Without the pictures, copy all the entries below exactly.

→ **Task data**:
[Start]

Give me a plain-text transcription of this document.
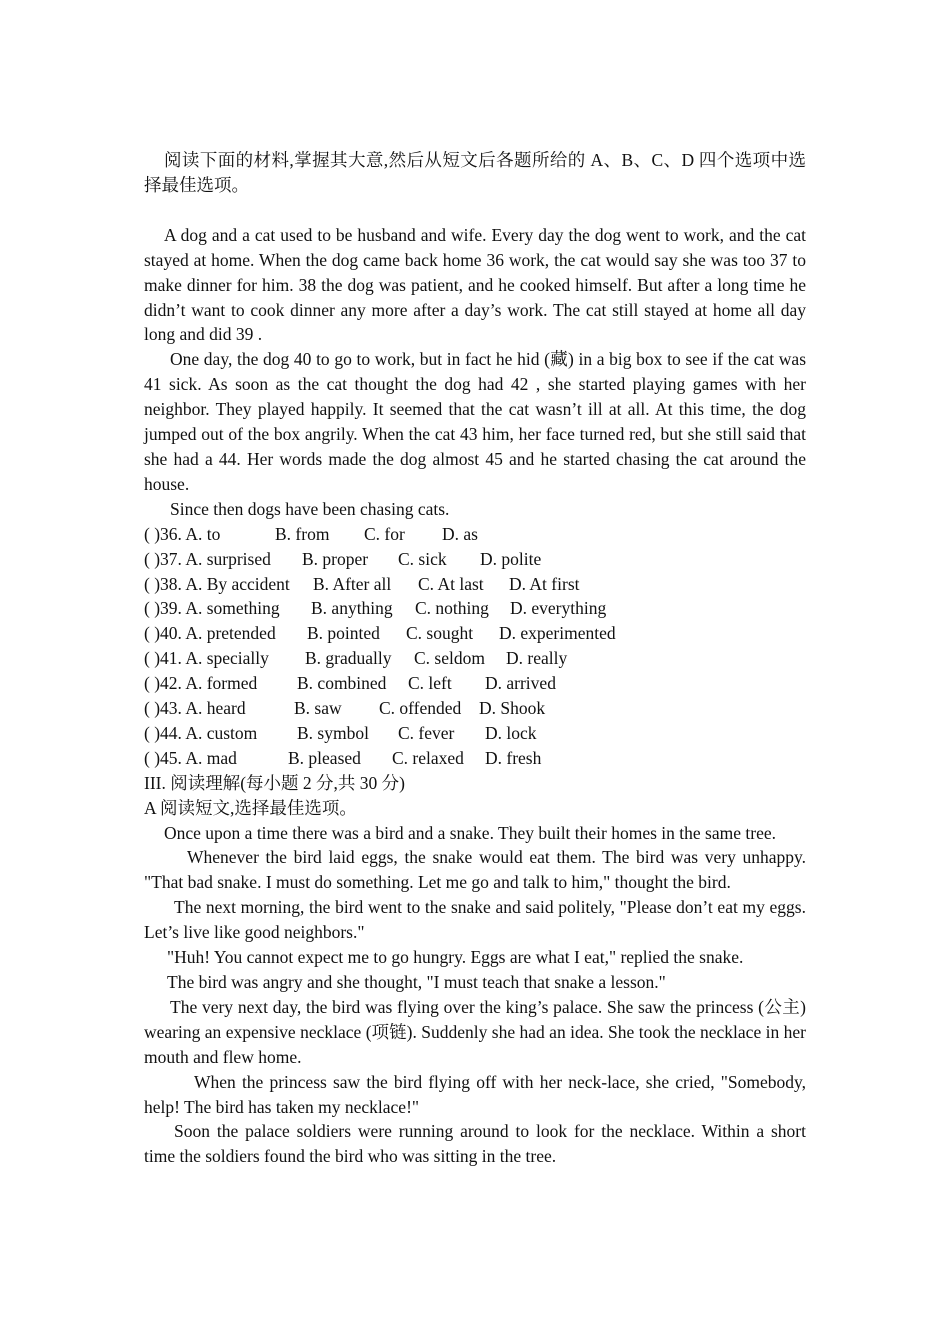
阅读下面的材料,掌握其大意,然后从短文后各题所给的 A、B、C、D 四个选项中选择最佳选项。

A dog and a cat used to be husband and wife. Every day the dog went to work, and the cat stayed at home. When the dog came back home 36 work, the cat would say she was too 37 to make dinner for him. 38 the dog was patient, and he cooked himself. But after a long time he didn’t want to cook dinner any more after a day’s work. The cat still stayed at home all day long and did 39 .

One day, the dog 40 to go to work, but in fact he hid (藏) in a big box to see if the cat was 41 sick. As soon as the cat thought the dog had 42 , she started playing games with her neighbor. They played happily. It seemed that the cat wasn’t ill at all. At this time, the dog jumped out of the box angrily. When the cat 43 him, her face turned red, but she still said that she had a 44. Her words made the dog almost 45 and he started chasing the cat around the house.

Since then dogs have been chasing cats.

( )36. A. to	B. from C. for D. as

( )37. A. surprised B. proper C. sick D. polite

( )38. A. By accident B. After all C. At last D. At first

( )39. A. something B. anything C. nothing D. everything

( )40. A. pretended B. pointed C. sought D. experimented

( )41. A. specially B. gradually C. seldom D. really

( )42. A. formed B. combined C. left D. arrived

( )43. A. heard	B. saw C. offended D. Shook

( )44. A. custom B. symbol C. fever D. lock

( )45. A. mad	B. pleased C. relaxed D. fresh

III. 阅读理解(每小题 2 分,共 30 分)

A 阅读短文,选择最佳选项。

Once upon a time there was a bird and a snake. They built their homes in the same tree.

Whenever the bird laid eggs, the snake would eat them. The bird was very unhappy. "That bad snake. I must do something. Let me go and talk to him," thought the bird.

The next morning, the bird went to the snake and said politely, "Please don’t eat my eggs. Let’s live like good neighbors."

"Huh! You cannot expect me to go hungry. Eggs are what I eat," replied the snake.

The bird was angry and she thought, "I must teach that snake a lesson."

The very next day, the bird was flying over the king’s palace. She saw the princess (公主) wearing an expensive necklace (项链). Suddenly she had an idea. She took the necklace in her mouth and flew home.

When the princess saw the bird flying off with her neck-lace, she cried, "Somebody, help! The bird has taken my necklace!"

Soon the palace soldiers were running around to look for the necklace. Within a short time the soldiers found the bird who was sitting in the tree.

[End]

→ **Worked solution**:
Give me a plain-text transcription of this document.
阅读下面的材料,掌握其大意,然后从短文后各题所给的 A、B、C、D 四个选项中选择最佳选项。

A dog and a cat used to be husband and wife. Every day the dog went to work, and the cat stayed at home. When the dog came back home 36 work, the cat would say she was too 37 to make dinner for him. 38 the dog was patient, and he cooked himself. But after a long time he didn’t want to cook dinner any more after a day’s work. The cat still stayed at home all day long and did 39 .

One day, the dog 40 to go to work, but in fact he hid (藏) in a big box to see if the cat was 41 sick. As soon as the cat thought the dog had 42 , she started playing games with her neighbor. They played happily. It seemed that the cat wasn’t ill at all. At this time, the dog jumped out of the box angrily. When the cat 43 him, her face turned red, but she still said that she had a 44. Her words made the dog almost 45 and he started chasing the cat around the house.

Since then dogs have been chasing cats.

( )36. A. to	B. from C. for D. as

( )37. A. surprised B. proper C. sick D. polite

( )38. A. By accident B. After all C. At last D. At first

( )39. A. something B. anything C. nothing D. everything

( )40. A. pretended B. pointed C. sought D. experimented

( )41. A. specially B. gradually C. seldom D. really

( )42. A. formed B. combined C. left D. arrived

( )43. A. heard	B. saw C. offended D. Shook

( )44. A. custom B. symbol C. fever D. lock

( )45. A. mad	B. pleased C. relaxed D. fresh

III. 阅读理解(每小题 2 分,共 30 分)

A 阅读短文,选择最佳选项。

Once upon a time there was a bird and a snake. They built their homes in the same tree.

Whenever the bird laid eggs, the snake would eat them. The bird was very unhappy. "That bad snake. I must do something. Let me go and talk to him," thought the bird.

The next morning, the bird went to the snake and said politely, "Please don’t eat my eggs. Let’s live like good neighbors."

"Huh! You cannot expect me to go hungry. Eggs are what I eat," replied the snake.

The bird was angry and she thought, "I must teach that snake a lesson."

The very next day, the bird was flying over the king’s palace. She saw the princess (公主) wearing an expensive necklace (项链). Suddenly she had an idea. She took the necklace in her mouth and flew home.

When the princess saw the bird flying off with her neck-lace, she cried, "Somebody, help! The bird has taken my necklace!"

Soon the palace soldiers were running around to look for the necklace. Within a short time the soldiers found the bird who was sitting in the tree.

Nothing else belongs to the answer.